● GOAL
Give the number of lines in the data that hold the word "Stack", and nothing else.

● INFORMATION SHOWN
>>
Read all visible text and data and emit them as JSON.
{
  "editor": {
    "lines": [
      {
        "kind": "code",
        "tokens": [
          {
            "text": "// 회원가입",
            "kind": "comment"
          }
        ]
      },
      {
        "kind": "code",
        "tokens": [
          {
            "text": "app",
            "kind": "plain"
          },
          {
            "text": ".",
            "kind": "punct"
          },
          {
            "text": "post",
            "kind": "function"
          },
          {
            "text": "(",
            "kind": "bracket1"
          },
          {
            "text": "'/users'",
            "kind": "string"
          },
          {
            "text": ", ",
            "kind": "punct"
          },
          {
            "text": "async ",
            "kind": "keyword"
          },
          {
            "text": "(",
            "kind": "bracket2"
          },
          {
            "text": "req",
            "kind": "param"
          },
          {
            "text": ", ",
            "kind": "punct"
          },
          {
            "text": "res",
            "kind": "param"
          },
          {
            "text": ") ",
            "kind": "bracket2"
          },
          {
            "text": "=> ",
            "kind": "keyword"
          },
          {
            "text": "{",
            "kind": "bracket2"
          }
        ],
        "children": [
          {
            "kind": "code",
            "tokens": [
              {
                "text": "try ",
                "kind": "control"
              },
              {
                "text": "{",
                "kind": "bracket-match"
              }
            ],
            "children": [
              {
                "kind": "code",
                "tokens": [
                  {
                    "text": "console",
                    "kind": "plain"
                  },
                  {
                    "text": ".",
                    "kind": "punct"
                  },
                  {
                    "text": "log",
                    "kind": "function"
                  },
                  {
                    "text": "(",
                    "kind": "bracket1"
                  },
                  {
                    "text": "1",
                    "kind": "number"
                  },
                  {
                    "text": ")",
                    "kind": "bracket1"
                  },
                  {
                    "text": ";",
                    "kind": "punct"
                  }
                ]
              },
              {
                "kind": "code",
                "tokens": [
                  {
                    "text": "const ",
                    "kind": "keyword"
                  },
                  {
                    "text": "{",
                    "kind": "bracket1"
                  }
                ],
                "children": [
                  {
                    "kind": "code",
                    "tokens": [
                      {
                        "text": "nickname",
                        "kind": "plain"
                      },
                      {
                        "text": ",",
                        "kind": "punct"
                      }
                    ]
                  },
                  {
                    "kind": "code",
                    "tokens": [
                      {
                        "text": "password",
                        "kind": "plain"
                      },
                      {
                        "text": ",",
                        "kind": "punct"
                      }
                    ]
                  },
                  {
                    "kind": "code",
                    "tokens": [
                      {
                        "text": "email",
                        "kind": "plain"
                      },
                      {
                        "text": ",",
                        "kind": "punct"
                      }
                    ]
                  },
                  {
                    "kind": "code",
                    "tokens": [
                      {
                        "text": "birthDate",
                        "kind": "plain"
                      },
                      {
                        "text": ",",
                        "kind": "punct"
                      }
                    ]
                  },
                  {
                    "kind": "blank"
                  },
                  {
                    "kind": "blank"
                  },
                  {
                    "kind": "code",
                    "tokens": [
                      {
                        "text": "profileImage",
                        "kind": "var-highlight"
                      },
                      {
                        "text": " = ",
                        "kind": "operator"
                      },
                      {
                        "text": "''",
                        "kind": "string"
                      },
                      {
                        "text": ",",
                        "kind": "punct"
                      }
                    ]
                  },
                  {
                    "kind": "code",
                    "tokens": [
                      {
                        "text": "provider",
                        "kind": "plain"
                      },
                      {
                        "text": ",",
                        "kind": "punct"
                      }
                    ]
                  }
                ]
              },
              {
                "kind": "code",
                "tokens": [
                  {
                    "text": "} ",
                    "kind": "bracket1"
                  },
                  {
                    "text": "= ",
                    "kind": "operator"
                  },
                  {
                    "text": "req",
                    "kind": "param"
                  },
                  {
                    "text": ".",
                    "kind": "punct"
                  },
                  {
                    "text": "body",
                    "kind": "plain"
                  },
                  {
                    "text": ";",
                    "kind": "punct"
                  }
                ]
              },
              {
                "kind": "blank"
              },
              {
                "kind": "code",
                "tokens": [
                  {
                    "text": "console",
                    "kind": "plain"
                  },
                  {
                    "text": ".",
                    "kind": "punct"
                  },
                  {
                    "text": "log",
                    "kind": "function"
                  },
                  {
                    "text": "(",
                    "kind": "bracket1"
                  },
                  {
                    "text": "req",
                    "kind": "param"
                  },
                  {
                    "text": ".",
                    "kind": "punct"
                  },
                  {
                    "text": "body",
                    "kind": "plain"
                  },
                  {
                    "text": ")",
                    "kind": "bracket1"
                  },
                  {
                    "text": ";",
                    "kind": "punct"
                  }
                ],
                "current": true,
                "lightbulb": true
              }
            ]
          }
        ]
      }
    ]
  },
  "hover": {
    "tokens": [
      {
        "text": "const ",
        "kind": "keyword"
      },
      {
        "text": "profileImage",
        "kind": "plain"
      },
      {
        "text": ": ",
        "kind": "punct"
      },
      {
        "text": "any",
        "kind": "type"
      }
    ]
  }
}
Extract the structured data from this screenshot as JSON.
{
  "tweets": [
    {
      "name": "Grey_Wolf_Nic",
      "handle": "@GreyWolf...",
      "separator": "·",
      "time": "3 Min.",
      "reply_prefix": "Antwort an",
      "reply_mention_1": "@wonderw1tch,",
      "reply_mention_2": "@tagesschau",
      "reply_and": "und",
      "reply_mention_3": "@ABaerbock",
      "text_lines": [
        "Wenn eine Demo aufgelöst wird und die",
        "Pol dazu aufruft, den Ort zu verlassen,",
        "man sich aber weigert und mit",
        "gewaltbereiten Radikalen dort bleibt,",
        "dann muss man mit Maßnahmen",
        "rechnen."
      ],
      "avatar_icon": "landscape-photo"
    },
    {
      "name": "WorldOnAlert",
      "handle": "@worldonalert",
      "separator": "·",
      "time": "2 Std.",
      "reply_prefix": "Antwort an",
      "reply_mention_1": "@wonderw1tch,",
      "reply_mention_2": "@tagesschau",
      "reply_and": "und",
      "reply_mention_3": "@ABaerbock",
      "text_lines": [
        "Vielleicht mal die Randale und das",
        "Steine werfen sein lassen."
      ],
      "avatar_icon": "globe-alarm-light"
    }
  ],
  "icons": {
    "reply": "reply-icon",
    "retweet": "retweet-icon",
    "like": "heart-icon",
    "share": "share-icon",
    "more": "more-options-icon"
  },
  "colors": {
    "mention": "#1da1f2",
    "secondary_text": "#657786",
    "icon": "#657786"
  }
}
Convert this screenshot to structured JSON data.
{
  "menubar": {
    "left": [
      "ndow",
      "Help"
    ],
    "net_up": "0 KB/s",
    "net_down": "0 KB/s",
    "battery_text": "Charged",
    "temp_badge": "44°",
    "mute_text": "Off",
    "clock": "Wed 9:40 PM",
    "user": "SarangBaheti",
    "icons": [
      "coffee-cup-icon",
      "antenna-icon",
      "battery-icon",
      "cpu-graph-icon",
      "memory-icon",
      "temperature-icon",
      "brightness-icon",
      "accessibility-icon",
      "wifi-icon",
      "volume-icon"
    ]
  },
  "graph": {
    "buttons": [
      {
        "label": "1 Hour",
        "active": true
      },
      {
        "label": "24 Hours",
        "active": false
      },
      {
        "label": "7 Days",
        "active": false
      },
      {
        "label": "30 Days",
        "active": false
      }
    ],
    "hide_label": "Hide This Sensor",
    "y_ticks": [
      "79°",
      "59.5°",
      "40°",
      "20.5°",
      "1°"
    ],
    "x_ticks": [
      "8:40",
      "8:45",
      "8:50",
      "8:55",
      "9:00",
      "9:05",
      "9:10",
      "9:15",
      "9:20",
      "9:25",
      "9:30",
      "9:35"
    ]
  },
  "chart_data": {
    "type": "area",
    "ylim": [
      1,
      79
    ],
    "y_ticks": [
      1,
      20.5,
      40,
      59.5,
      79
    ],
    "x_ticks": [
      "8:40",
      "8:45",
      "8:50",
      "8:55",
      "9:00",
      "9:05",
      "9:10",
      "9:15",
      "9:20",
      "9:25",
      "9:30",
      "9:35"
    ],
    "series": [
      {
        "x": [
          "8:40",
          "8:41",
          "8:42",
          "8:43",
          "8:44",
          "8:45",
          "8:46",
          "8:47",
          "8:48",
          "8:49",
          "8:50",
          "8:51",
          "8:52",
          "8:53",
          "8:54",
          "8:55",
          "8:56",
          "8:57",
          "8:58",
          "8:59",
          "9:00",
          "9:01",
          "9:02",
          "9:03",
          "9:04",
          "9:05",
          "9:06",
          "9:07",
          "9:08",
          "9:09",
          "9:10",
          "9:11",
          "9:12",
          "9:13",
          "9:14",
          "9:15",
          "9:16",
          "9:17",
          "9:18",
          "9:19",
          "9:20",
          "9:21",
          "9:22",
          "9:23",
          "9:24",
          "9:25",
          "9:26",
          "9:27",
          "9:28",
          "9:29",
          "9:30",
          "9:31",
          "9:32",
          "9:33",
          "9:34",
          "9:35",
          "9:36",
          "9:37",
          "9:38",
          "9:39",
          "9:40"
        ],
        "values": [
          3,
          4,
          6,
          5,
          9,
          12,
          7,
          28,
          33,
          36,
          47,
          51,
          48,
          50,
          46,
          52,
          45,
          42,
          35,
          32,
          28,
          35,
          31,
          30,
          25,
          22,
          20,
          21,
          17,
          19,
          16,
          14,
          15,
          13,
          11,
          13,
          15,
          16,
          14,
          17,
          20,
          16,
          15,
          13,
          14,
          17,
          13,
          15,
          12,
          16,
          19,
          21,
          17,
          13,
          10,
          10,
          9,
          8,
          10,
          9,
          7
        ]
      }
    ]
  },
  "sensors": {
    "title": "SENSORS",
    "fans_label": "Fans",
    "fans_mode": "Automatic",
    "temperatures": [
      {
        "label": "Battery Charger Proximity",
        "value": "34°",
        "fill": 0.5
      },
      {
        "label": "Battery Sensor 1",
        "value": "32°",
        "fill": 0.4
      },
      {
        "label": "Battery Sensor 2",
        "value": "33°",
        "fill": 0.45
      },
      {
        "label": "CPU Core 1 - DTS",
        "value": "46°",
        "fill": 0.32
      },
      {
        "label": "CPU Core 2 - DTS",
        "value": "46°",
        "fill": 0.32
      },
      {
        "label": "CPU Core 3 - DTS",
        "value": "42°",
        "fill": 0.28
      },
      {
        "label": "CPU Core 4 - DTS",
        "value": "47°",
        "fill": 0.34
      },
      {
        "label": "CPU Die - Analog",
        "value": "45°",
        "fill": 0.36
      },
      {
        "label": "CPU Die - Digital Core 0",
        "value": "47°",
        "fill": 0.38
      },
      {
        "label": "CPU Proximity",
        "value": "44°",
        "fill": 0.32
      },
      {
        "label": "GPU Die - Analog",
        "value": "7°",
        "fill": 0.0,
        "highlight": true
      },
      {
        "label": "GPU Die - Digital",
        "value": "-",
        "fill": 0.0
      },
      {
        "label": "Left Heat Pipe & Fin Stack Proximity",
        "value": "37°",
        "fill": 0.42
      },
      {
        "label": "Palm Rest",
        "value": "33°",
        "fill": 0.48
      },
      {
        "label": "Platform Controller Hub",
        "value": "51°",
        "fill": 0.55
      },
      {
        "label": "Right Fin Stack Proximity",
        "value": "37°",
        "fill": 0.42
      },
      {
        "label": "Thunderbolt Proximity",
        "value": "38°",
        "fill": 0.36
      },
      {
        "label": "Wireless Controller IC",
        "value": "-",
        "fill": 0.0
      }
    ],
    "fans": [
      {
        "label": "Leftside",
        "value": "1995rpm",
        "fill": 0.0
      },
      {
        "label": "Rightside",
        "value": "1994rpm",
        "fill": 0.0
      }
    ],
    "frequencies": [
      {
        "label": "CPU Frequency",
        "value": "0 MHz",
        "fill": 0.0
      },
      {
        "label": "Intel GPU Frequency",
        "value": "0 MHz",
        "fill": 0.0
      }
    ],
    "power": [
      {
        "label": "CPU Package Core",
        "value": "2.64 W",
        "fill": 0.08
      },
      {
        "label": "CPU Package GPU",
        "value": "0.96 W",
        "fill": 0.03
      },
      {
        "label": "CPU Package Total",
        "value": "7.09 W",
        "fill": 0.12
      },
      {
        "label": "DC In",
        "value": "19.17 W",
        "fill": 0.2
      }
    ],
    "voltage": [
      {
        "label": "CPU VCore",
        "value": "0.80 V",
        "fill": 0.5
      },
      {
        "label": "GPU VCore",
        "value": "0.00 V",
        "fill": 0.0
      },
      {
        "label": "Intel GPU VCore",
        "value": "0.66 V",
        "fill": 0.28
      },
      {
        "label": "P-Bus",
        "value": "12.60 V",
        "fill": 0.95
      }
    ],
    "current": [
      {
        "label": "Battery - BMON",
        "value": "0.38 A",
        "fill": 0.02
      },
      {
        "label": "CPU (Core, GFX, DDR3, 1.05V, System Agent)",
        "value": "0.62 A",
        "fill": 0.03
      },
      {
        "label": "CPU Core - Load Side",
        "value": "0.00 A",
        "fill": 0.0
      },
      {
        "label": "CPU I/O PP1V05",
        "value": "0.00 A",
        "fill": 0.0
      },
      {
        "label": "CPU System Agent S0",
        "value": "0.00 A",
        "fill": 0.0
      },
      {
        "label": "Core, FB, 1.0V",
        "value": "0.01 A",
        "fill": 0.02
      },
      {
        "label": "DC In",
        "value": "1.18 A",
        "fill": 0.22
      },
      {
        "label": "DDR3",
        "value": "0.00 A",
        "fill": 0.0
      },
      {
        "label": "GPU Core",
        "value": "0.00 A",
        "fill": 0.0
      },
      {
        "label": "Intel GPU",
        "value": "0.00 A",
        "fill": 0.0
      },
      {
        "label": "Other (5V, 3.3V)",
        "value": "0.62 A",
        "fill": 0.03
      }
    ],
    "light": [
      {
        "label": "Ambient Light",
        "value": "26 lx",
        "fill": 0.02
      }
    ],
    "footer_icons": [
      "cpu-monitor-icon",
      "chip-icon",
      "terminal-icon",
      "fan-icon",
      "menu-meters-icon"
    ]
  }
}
<<
● ANSWER TO THE PROBLEM
2